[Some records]
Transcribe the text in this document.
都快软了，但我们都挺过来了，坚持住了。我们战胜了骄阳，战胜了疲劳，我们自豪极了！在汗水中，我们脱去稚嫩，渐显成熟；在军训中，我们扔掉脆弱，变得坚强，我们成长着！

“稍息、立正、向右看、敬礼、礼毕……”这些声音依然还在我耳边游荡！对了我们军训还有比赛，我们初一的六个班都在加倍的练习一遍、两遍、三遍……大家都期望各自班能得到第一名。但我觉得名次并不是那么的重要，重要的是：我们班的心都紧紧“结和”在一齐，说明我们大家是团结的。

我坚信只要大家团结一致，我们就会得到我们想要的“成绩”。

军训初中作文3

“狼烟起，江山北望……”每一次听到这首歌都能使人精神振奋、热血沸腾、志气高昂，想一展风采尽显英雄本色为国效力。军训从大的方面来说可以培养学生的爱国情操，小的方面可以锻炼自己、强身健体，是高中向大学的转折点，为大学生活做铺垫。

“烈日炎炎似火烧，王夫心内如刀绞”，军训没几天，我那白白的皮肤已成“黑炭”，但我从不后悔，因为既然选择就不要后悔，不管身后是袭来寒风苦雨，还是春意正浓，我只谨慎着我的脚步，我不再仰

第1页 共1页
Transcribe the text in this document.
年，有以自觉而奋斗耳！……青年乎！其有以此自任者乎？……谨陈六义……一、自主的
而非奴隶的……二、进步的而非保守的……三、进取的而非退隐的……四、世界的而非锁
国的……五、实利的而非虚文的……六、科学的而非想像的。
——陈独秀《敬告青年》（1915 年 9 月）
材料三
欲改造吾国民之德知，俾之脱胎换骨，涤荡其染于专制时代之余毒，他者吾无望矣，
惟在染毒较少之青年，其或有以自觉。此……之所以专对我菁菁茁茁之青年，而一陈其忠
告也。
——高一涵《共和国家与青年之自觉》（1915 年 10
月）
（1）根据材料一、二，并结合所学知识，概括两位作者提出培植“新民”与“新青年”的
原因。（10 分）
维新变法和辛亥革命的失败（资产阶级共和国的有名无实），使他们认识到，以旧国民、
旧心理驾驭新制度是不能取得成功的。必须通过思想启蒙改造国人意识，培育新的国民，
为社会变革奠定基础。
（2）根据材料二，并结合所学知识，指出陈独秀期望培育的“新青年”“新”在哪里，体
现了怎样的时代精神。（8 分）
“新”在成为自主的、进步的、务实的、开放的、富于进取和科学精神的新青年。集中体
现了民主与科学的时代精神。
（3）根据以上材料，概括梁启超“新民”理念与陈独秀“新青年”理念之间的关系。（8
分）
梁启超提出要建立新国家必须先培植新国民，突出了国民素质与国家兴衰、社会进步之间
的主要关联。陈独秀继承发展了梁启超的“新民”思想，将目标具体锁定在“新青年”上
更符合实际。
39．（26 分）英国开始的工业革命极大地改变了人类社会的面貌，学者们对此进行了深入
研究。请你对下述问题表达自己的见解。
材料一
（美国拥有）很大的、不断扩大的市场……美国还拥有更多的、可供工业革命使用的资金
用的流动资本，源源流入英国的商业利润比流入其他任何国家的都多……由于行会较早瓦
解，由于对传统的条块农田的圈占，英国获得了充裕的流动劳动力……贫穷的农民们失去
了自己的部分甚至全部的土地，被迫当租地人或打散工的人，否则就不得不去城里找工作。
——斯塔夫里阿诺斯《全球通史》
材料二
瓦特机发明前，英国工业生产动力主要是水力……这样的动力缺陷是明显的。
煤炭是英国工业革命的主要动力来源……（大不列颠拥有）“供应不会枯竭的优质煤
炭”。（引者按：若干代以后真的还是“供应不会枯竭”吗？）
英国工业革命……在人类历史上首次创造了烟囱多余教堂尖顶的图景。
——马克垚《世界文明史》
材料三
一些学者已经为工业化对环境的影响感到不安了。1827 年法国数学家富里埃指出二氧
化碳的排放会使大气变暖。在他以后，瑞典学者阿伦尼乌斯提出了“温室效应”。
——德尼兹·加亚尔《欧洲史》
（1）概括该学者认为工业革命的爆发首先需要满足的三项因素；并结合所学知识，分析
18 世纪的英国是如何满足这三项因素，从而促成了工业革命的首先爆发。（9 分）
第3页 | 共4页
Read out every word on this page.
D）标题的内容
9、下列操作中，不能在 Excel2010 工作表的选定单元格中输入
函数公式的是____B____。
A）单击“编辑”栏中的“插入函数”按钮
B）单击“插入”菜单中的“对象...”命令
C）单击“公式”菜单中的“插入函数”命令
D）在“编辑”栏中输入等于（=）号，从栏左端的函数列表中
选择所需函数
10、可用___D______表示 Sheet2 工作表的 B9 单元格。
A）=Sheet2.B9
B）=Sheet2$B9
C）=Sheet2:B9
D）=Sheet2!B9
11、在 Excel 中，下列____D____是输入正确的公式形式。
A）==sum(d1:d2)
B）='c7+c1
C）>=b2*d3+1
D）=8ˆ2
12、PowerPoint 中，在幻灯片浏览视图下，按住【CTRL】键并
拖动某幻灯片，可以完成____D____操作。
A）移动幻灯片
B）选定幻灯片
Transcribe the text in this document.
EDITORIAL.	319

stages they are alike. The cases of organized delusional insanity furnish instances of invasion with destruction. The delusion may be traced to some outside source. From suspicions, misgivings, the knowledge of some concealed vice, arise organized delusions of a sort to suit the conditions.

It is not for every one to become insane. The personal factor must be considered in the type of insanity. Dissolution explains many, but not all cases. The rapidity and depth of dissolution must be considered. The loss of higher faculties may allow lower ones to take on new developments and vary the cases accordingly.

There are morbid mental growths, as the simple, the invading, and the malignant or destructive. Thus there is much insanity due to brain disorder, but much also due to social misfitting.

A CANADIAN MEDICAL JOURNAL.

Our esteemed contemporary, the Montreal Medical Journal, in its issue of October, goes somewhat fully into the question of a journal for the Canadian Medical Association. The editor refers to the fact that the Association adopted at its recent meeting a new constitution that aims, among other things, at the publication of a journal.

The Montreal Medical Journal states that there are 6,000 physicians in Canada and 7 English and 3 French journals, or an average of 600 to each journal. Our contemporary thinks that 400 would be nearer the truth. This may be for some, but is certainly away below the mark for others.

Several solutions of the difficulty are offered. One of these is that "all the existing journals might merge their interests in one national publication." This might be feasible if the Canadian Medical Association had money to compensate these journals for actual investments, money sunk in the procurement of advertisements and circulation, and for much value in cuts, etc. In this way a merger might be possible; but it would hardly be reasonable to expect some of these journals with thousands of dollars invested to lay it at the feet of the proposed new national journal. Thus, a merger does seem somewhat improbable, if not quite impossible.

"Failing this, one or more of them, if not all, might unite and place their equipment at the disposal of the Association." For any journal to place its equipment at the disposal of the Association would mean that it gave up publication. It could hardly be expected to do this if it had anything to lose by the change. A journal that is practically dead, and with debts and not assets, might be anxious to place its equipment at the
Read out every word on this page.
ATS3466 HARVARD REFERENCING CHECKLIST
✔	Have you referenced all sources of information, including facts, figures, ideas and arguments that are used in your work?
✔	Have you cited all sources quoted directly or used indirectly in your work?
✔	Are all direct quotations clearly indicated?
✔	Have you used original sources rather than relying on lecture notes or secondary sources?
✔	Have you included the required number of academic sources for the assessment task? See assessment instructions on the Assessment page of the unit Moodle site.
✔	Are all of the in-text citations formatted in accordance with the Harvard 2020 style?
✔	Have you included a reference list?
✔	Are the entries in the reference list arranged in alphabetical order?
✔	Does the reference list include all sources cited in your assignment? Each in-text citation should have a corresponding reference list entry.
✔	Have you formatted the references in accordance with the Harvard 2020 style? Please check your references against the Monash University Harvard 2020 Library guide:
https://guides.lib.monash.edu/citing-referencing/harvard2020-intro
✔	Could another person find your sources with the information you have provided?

--- Objective ---
Give the entries once more, exactly as they appear.

--- Exercise solution ---
Transcribe the text in this document.
都快软了，但我们都挺过来了，坚持住了。我们战胜了骄阳，战胜了疲劳，我们自豪极了！在汗水中，我们脱去稚嫩，渐显成熟；在军训中，我们扔掉脆弱，变得坚强，我们成长着！

“稍息、立正、向右看、敬礼、礼毕……”这些声音依然还在我耳边游荡！对了我们军训还有比赛，我们初一的六个班都在加倍的练习一遍、两遍、三遍……大家都期望各自班能得到第一名。但我觉得名次并不是那么的重要，重要的是：我们班的心都紧紧“结和”在一齐，说明我们大家是团结的。

我坚信只要大家团结一致，我们就会得到我们想要的“成绩”。

军训初中作文3

“狼烟起，江山北望……”每一次听到这首歌都能使人精神振奋、热血沸腾、志气高昂，想一展风采尽显英雄本色为国效力。军训从大的方面来说可以培养学生的爱国情操，小的方面可以锻炼自己、强身健体，是高中向大学的转折点，为大学生活做铺垫。

“烈日炎炎似火烧，王夫心内如刀绞”，军训没几天，我那白白的皮肤已成“黑炭”，但我从不后悔，因为既然选择就不要后悔，不管身后是袭来寒风苦雨，还是春意正浓，我只谨慎着我的脚步，我不再仰

第1页 共1页
Transcribe the text in this document.
年，有以自觉而奋斗耳！……青年乎！其有以此自任者乎？……谨陈六义……一、自主的
而非奴隶的……二、进步的而非保守的……三、进取的而非退隐的……四、世界的而非锁
国的……五、实利的而非虚文的……六、科学的而非想像的。
——陈独秀《敬告青年》（1915 年 9 月）
材料三
欲改造吾国民之德知，俾之脱胎换骨，涤荡其染于专制时代之余毒，他者吾无望矣，
惟在染毒较少之青年，其或有以自觉。此……之所以专对我菁菁茁茁之青年，而一陈其忠
告也。
——高一涵《共和国家与青年之自觉》（1915 年 10
月）
（1）根据材料一、二，并结合所学知识，概括两位作者提出培植“新民”与“新青年”的
原因。（10 分）
维新变法和辛亥革命的失败（资产阶级共和国的有名无实），使他们认识到，以旧国民、
旧心理驾驭新制度是不能取得成功的。必须通过思想启蒙改造国人意识，培育新的国民，
为社会变革奠定基础。
（2）根据材料二，并结合所学知识，指出陈独秀期望培育的“新青年”“新”在哪里，体
现了怎样的时代精神。（8 分）
“新”在成为自主的、进步的、务实的、开放的、富于进取和科学精神的新青年。集中体
现了民主与科学的时代精神。
（3）根据以上材料，概括梁启超“新民”理念与陈独秀“新青年”理念之间的关系。（8
分）
梁启超提出要建立新国家必须先培植新国民，突出了国民素质与国家兴衰、社会进步之间
的主要关联。陈独秀继承发展了梁启超的“新民”思想，将目标具体锁定在“新青年”上
更符合实际。
39．（26 分）英国开始的工业革命极大地改变了人类社会的面貌，学者们对此进行了深入
研究。请你对下述问题表达自己的见解。
材料一
（美国拥有）很大的、不断扩大的市场……美国还拥有更多的、可供工业革命使用的资金
用的流动资本，源源流入英国的商业利润比流入其他任何国家的都多……由于行会较早瓦
解，由于对传统的条块农田的圈占，英国获得了充裕的流动劳动力……贫穷的农民们失去
了自己的部分甚至全部的土地，被迫当租地人或打散工的人，否则就不得不去城里找工作。
——斯塔夫里阿诺斯《全球通史》
材料二
瓦特机发明前，英国工业生产动力主要是水力……这样的动力缺陷是明显的。
煤炭是英国工业革命的主要动力来源……（大不列颠拥有）“供应不会枯竭的优质煤
炭”。（引者按：若干代以后真的还是“供应不会枯竭”吗？）
英国工业革命……在人类历史上首次创造了烟囱多余教堂尖顶的图景。
——马克垚《世界文明史》
材料三
一些学者已经为工业化对环境的影响感到不安了。1827 年法国数学家富里埃指出二氧
化碳的排放会使大气变暖。在他以后，瑞典学者阿伦尼乌斯提出了“温室效应”。
——德尼兹·加亚尔《欧洲史》
（1）概括该学者认为工业革命的爆发首先需要满足的三项因素；并结合所学知识，分析
18 世纪的英国是如何满足这三项因素，从而促成了工业革命的首先爆发。（9 分）
第3页 | 共4页
Read out every word on this page.
D）标题的内容
9、下列操作中，不能在 Excel2010 工作表的选定单元格中输入
函数公式的是____B____。
A）单击“编辑”栏中的“插入函数”按钮
B）单击“插入”菜单中的“对象...”命令
C）单击“公式”菜单中的“插入函数”命令
D）在“编辑”栏中输入等于（=）号，从栏左端的函数列表中
选择所需函数
10、可用___D______表示 Sheet2 工作表的 B9 单元格。
A）=Sheet2.B9
B）=Sheet2$B9
C）=Sheet2:B9
D）=Sheet2!B9
11、在 Excel 中，下列____D____是输入正确的公式形式。
A）==sum(d1:d2)
B）='c7+c1
C）>=b2*d3+1
D）=8ˆ2
12、PowerPoint 中，在幻灯片浏览视图下，按住【CTRL】键并
拖动某幻灯片，可以完成____D____操作。
A）移动幻灯片
B）选定幻灯片
Transcribe the text in this document.
EDITORIAL.	319

stages they are alike. The cases of organized delusional insanity furnish instances of invasion with destruction. The delusion may be traced to some outside source. From suspicions, misgivings, the knowledge of some concealed vice, arise organized delusions of a sort to suit the conditions.

It is not for every one to become insane. The personal factor must be considered in the type of insanity. Dissolution explains many, but not all cases. The rapidity and depth of dissolution must be considered. The loss of higher faculties may allow lower ones to take on new developments and vary the cases accordingly.

There are morbid mental growths, as the simple, the invading, and the malignant or destructive. Thus there is much insanity due to brain disorder, but much also due to social misfitting.

A CANADIAN MEDICAL JOURNAL.

Our esteemed contemporary, the Montreal Medical Journal, in its issue of October, goes somewhat fully into the question of a journal for the Canadian Medical Association. The editor refers to the fact that the Association adopted at its recent meeting a new constitution that aims, among other things, at the publication of a journal.

The Montreal Medical Journal states that there are 6,000 physicians in Canada and 7 English and 3 French journals, or an average of 600 to each journal. Our contemporary thinks that 400 would be nearer the truth. This may be for some, but is certainly away below the mark for others.

Several solutions of the difficulty are offered. One of these is that "all the existing journals might merge their interests in one national publication." This might be feasible if the Canadian Medical Association had money to compensate these journals for actual investments, money sunk in the procurement of advertisements and circulation, and for much value in cuts, etc. In this way a merger might be possible; but it would hardly be reasonable to expect some of these journals with thousands of dollars invested to lay it at the feet of the proposed new national journal. Thus, a merger does seem somewhat improbable, if not quite impossible.

"Failing this, one or more of them, if not all, might unite and place their equipment at the disposal of the Association." For any journal to place its equipment at the disposal of the Association would mean that it gave up publication. It could hardly be expected to do this if it had anything to lose by the change. A journal that is practically dead, and with debts and not assets, might be anxious to place its equipment at the
Read out every word on this page.
ATS3466 HARVARD REFERENCING CHECKLIST
✔	Have you referenced all sources of information, including facts, figures, ideas and arguments that are used in your work?
✔	Have you cited all sources quoted directly or used indirectly in your work?
✔	Are all direct quotations clearly indicated?
✔	Have you used original sources rather than relying on lecture notes or secondary sources?
✔	Have you included the required number of academic sources for the assessment task? See assessment instructions on the Assessment page of the unit Moodle site.
✔	Are all of the in-text citations formatted in accordance with the Harvard 2020 style?
✔	Have you included a reference list?
✔	Are the entries in the reference list arranged in alphabetical order?
✔	Does the reference list include all sources cited in your assignment? Each in-text citation should have a corresponding reference list entry.
✔	Have you formatted the references in accordance with the Harvard 2020 style? Please check your references against the Monash University Harvard 2020 Library guide:
https://guides.lib.monash.edu/citing-referencing/harvard2020-intro
✔	Could another person find your sources with the information you have provided?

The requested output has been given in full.